[Recorded data]
━━━

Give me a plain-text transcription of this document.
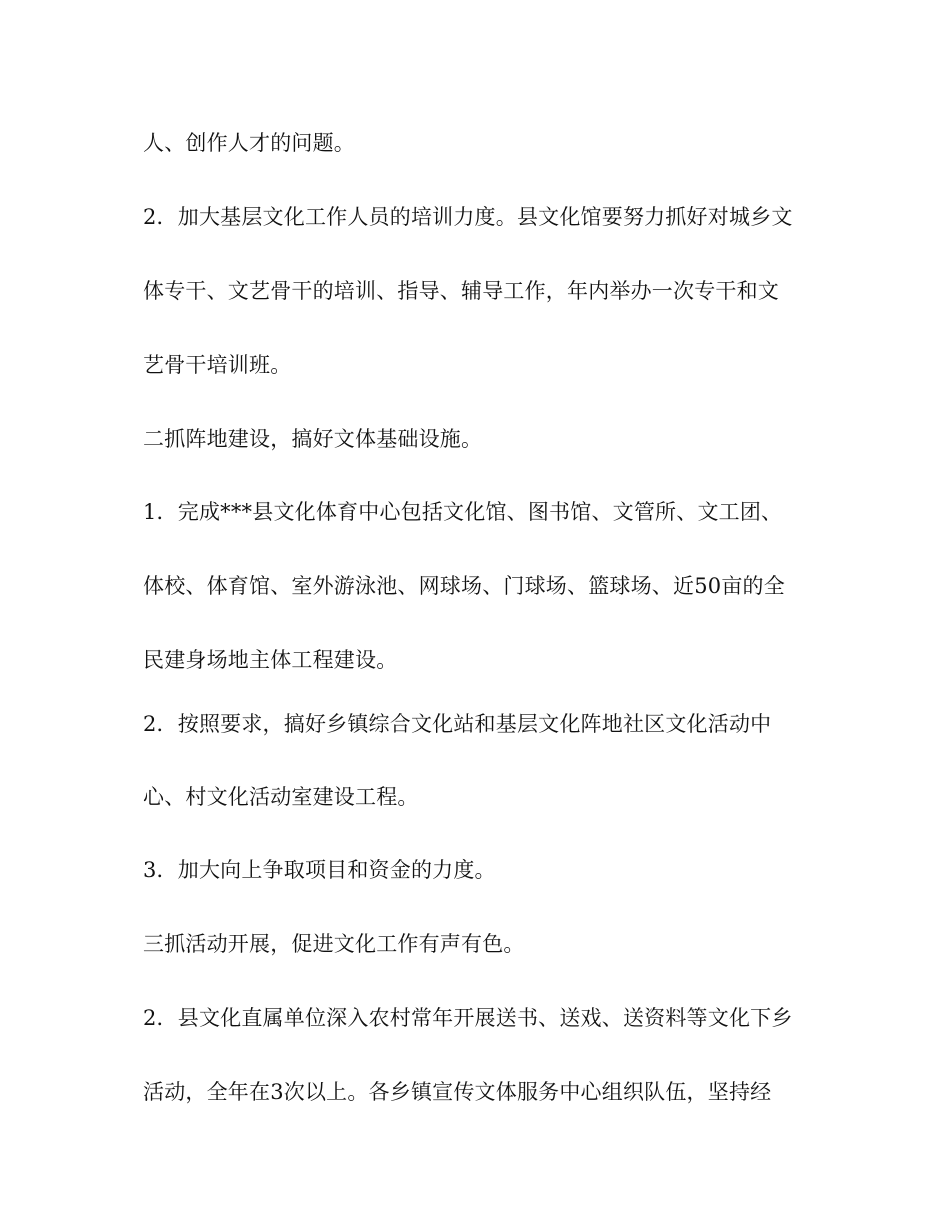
人、创作人才的问题。
2．加大基层文化工作人员的培训力度。县文化馆要努力抓好对城乡文
体专干、文艺骨干的培训、指导、辅导工作，年内举办一次专干和文
艺骨干培训班。
二抓阵地建设，搞好文体基础设施。
1．完成***县文化体育中心包括文化馆、图书馆、文管所、文工团、
体校、体育馆、室外游泳池、网球场、门球场、篮球场、近50亩的全
民建身场地主体工程建设。
2．按照要求，搞好乡镇综合文化站和基层文化阵地社区文化活动中
心、村文化活动室建设工程。
3．加大向上争取项目和资金的力度。
三抓活动开展，促进文化工作有声有色。
2．县文化直属单位深入农村常年开展送书、送戏、送资料等文化下乡
活动，全年在3次以上。各乡镇宣传文体服务中心组织队伍，坚持经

━━━

— Task objective —
Omit any images, then output the listing exactly.

— Solved problem —
Give me a plain-text transcription of this document.
人、创作人才的问题。
2．加大基层文化工作人员的培训力度。县文化馆要努力抓好对城乡文
体专干、文艺骨干的培训、指导、辅导工作，年内举办一次专干和文
艺骨干培训班。
二抓阵地建设，搞好文体基础设施。
1．完成***县文化体育中心包括文化馆、图书馆、文管所、文工团、
体校、体育馆、室外游泳池、网球场、门球场、篮球场、近50亩的全
民建身场地主体工程建设。
2．按照要求，搞好乡镇综合文化站和基层文化阵地社区文化活动中
心、村文化活动室建设工程。
3．加大向上争取项目和资金的力度。
三抓活动开展，促进文化工作有声有色。
2．县文化直属单位深入农村常年开展送书、送戏、送资料等文化下乡
活动，全年在3次以上。各乡镇宣传文体服务中心组织队伍，坚持经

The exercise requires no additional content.